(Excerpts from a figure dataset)

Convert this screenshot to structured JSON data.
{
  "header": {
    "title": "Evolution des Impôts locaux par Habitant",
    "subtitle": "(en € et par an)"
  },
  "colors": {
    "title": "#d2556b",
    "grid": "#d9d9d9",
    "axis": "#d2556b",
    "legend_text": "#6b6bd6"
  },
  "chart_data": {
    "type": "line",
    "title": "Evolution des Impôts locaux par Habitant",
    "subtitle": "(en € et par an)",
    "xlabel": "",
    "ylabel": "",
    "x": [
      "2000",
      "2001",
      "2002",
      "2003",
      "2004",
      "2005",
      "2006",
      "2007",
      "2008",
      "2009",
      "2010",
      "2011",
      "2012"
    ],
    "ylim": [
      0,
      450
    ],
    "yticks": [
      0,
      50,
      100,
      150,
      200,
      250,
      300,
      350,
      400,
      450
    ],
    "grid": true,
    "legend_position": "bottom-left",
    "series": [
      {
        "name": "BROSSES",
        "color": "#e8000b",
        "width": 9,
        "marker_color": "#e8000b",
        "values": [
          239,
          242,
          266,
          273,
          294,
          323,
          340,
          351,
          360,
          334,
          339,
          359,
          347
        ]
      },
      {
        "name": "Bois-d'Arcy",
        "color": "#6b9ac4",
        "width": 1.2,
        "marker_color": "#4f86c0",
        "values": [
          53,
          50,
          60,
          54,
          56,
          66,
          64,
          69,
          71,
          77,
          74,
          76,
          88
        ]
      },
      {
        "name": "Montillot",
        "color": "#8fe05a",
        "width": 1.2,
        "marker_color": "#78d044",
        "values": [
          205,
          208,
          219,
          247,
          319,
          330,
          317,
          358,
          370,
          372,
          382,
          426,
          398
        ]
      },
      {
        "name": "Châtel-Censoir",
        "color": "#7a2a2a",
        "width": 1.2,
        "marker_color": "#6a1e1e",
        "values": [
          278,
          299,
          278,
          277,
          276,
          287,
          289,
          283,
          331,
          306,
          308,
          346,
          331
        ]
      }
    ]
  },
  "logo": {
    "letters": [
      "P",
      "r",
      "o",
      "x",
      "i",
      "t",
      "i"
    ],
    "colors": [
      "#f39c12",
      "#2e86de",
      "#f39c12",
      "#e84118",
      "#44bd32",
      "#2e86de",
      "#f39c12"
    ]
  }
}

DIRECTION
Please output the entire listing exactly as it stands.

WRITTEN RESPONSE
Convert this screenshot to structured JSON data.
{
  "header": {
    "title": "Evolution des Impôts locaux par Habitant",
    "subtitle": "(en € et par an)"
  },
  "colors": {
    "title": "#d2556b",
    "grid": "#d9d9d9",
    "axis": "#d2556b",
    "legend_text": "#6b6bd6"
  },
  "chart_data": {
    "type": "line",
    "title": "Evolution des Impôts locaux par Habitant",
    "subtitle": "(en € et par an)",
    "xlabel": "",
    "ylabel": "",
    "x": [
      "2000",
      "2001",
      "2002",
      "2003",
      "2004",
      "2005",
      "2006",
      "2007",
      "2008",
      "2009",
      "2010",
      "2011",
      "2012"
    ],
    "ylim": [
      0,
      450
    ],
    "yticks": [
      0,
      50,
      100,
      150,
      200,
      250,
      300,
      350,
      400,
      450
    ],
    "grid": true,
    "legend_position": "bottom-left",
    "series": [
      {
        "name": "BROSSES",
        "color": "#e8000b",
        "width": 9,
        "marker_color": "#e8000b",
        "values": [
          239,
          242,
          266,
          273,
          294,
          323,
          340,
          351,
          360,
          334,
          339,
          359,
          347
        ]
      },
      {
        "name": "Bois-d'Arcy",
        "color": "#6b9ac4",
        "width": 1.2,
        "marker_color": "#4f86c0",
        "values": [
          53,
          50,
          60,
          54,
          56,
          66,
          64,
          69,
          71,
          77,
          74,
          76,
          88
        ]
      },
      {
        "name": "Montillot",
        "color": "#8fe05a",
        "width": 1.2,
        "marker_color": "#78d044",
        "values": [
          205,
          208,
          219,
          247,
          319,
          330,
          317,
          358,
          370,
          372,
          382,
          426,
          398
        ]
      },
      {
        "name": "Châtel-Censoir",
        "color": "#7a2a2a",
        "width": 1.2,
        "marker_color": "#6a1e1e",
        "values": [
          278,
          299,
          278,
          277,
          276,
          287,
          289,
          283,
          331,
          306,
          308,
          346,
          331
        ]
      }
    ]
  },
  "logo": {
    "letters": [
      "P",
      "r",
      "o",
      "x",
      "i",
      "t",
      "i"
    ],
    "colors": [
      "#f39c12",
      "#2e86de",
      "#f39c12",
      "#e84118",
      "#44bd32",
      "#2e86de",
      "#f39c12"
    ]
  }
}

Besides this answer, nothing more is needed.